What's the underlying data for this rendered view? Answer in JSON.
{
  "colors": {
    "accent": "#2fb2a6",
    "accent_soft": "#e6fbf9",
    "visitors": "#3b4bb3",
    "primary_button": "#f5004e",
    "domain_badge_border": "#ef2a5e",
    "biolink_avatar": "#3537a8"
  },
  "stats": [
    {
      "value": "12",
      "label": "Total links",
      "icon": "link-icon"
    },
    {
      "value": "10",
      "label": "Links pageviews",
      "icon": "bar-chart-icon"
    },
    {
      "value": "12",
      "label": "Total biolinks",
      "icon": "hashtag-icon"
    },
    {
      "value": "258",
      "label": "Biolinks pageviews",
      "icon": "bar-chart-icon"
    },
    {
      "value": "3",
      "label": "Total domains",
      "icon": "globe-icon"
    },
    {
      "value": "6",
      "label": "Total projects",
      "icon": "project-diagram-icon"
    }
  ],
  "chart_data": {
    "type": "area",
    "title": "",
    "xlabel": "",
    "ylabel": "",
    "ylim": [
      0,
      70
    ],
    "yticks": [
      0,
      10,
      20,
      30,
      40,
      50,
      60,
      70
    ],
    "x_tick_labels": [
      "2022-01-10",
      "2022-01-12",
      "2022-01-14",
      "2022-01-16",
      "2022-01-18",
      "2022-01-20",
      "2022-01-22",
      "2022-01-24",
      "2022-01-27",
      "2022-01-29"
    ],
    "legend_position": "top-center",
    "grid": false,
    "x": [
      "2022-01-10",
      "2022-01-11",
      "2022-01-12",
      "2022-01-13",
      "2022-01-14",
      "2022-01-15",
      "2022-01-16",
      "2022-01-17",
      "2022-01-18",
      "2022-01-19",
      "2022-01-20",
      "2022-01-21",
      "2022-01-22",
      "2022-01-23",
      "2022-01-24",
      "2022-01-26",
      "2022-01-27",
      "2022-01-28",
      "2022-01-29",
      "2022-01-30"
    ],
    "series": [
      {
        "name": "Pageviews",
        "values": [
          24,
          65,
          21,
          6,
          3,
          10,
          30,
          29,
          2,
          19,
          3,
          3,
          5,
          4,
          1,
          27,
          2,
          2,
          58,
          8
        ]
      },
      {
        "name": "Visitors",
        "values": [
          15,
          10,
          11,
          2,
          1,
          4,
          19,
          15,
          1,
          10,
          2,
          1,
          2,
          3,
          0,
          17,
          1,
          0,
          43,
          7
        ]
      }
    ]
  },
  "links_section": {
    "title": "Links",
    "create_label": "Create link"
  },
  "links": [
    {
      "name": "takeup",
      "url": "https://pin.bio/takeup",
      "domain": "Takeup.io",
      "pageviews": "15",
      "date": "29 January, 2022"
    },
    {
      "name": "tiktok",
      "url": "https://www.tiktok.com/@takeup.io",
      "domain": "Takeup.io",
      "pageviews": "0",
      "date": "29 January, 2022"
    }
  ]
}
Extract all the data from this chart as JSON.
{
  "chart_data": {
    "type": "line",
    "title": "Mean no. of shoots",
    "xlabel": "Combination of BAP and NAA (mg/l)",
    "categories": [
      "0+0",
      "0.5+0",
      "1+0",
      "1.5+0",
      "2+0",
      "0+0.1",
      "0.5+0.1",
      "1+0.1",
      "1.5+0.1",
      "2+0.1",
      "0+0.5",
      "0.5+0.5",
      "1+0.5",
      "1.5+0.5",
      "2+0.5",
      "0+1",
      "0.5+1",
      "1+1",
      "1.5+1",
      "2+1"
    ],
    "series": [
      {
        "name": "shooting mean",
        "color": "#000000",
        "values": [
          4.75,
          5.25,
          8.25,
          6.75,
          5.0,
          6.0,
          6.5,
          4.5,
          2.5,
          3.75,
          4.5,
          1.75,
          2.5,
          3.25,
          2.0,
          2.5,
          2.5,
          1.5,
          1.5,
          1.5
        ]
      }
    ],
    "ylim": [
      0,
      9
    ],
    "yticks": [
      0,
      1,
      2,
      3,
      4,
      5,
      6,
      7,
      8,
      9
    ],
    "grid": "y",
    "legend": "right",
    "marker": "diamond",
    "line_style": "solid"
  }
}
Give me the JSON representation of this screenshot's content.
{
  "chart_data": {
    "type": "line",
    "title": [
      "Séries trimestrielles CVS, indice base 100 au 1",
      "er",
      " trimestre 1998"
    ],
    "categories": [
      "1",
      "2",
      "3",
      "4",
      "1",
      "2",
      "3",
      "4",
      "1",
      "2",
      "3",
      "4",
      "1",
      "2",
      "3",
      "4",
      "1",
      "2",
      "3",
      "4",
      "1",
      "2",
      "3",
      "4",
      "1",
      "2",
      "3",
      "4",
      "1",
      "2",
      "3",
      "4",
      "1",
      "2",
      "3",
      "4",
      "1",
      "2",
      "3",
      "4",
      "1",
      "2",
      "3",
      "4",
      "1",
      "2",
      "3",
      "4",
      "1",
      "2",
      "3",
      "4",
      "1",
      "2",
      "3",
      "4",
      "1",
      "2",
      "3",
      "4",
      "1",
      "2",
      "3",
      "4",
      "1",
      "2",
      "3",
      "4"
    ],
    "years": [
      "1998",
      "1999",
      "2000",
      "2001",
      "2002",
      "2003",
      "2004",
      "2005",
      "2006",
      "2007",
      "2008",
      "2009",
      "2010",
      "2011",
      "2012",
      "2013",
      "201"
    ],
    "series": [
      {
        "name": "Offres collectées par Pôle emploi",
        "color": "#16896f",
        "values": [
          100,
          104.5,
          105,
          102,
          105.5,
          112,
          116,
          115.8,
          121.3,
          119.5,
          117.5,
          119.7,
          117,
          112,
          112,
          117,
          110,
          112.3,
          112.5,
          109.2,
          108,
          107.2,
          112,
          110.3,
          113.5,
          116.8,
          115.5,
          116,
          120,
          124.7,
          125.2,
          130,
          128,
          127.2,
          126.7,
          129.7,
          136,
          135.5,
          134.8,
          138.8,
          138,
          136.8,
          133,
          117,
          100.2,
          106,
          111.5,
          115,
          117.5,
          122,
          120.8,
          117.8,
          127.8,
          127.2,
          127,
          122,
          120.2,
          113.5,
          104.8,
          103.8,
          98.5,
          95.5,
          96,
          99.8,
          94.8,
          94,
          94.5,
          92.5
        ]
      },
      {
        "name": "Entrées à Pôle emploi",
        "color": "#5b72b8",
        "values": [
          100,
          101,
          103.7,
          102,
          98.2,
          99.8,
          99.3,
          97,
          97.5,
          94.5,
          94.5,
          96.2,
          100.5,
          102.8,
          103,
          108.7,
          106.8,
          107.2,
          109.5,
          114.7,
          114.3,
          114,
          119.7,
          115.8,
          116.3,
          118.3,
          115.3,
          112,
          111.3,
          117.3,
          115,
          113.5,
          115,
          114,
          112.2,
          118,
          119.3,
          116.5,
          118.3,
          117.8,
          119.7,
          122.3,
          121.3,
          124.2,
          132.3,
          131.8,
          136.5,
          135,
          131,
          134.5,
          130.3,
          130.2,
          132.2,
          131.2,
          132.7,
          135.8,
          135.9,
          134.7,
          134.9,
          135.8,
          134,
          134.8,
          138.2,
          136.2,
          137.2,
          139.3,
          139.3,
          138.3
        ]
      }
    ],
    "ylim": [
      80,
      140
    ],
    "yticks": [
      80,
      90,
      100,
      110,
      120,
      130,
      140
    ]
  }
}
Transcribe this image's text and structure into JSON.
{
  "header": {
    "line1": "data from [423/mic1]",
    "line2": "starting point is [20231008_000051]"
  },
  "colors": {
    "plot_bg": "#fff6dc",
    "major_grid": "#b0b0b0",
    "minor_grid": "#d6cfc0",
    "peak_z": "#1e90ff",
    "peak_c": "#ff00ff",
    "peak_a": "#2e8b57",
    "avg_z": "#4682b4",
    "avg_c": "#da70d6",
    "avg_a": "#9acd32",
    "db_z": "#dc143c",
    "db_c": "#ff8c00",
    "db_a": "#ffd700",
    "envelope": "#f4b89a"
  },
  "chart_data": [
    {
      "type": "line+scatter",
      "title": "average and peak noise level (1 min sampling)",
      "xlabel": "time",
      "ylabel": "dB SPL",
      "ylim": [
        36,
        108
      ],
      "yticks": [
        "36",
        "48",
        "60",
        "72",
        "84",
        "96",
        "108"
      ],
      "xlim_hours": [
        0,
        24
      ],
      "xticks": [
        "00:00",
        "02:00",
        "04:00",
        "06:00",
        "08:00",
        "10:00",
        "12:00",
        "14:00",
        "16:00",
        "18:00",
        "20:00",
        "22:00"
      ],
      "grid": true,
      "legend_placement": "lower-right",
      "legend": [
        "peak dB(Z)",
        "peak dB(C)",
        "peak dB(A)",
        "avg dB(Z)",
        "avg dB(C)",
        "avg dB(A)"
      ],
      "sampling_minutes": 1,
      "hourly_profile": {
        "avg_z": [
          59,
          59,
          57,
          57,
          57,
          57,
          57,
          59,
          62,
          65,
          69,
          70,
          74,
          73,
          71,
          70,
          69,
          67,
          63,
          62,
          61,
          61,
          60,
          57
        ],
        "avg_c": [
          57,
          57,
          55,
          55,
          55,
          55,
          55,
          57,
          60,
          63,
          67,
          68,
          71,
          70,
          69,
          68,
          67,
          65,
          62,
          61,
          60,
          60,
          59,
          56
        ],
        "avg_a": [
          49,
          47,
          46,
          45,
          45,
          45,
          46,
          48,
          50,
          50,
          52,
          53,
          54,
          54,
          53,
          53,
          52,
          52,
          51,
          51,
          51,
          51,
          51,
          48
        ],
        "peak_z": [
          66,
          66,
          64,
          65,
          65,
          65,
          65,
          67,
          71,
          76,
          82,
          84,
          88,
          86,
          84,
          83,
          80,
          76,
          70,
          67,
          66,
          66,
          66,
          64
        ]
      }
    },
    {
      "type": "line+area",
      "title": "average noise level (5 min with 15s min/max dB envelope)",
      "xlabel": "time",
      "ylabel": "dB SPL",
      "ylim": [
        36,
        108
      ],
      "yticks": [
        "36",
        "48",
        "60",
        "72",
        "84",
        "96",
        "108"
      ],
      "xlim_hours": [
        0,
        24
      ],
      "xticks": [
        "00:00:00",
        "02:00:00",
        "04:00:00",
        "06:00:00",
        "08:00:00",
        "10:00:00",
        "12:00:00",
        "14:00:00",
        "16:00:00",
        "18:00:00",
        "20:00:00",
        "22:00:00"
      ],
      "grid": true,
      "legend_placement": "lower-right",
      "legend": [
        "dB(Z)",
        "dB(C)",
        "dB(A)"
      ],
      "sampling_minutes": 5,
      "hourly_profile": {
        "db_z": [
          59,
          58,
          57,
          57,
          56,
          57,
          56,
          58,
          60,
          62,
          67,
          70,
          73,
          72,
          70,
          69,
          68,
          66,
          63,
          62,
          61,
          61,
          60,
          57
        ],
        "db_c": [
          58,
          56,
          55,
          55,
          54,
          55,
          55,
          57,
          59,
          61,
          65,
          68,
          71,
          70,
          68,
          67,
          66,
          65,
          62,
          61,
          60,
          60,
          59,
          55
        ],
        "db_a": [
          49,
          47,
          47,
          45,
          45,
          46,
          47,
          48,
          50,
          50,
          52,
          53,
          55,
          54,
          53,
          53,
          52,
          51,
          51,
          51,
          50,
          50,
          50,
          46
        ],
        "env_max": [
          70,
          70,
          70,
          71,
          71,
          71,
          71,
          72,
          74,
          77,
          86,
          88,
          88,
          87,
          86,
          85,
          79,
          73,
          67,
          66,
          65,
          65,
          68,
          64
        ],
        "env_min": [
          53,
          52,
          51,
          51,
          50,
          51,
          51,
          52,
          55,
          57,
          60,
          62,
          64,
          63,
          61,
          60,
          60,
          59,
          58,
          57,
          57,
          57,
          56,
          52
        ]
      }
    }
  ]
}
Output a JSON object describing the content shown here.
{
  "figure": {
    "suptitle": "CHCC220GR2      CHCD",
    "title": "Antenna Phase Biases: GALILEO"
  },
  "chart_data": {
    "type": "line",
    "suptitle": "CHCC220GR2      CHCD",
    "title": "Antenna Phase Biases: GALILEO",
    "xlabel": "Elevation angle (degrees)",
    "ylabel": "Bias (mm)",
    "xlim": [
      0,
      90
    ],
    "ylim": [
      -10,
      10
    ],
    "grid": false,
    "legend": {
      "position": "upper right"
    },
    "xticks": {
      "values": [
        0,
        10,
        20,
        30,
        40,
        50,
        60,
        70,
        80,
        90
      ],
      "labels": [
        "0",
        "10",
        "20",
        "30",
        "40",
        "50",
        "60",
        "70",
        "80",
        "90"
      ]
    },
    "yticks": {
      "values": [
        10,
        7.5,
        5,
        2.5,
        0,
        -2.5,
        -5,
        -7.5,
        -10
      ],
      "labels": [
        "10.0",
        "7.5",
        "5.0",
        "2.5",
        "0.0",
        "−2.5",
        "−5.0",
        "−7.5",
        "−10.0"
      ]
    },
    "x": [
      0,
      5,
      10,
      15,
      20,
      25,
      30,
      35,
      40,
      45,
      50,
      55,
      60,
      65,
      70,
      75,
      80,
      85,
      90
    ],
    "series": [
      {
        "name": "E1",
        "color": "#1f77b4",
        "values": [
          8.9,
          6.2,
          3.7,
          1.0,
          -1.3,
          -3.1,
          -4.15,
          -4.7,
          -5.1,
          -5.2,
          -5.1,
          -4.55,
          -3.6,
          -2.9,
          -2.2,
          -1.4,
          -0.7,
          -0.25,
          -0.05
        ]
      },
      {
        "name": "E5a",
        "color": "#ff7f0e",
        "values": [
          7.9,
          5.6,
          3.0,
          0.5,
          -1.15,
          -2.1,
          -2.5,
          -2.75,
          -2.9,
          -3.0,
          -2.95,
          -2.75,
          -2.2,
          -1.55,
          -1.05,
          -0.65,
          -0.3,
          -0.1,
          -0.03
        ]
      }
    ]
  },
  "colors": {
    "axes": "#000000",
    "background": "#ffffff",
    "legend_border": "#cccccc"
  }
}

▶ **Task description**: Find every line above that contains the word "envelope", and return each one.

▶ **Response to the task**:
    "envelope": "#f4b89a"
      "title": "average noise level (5 min with 15s min/max dB envelope)",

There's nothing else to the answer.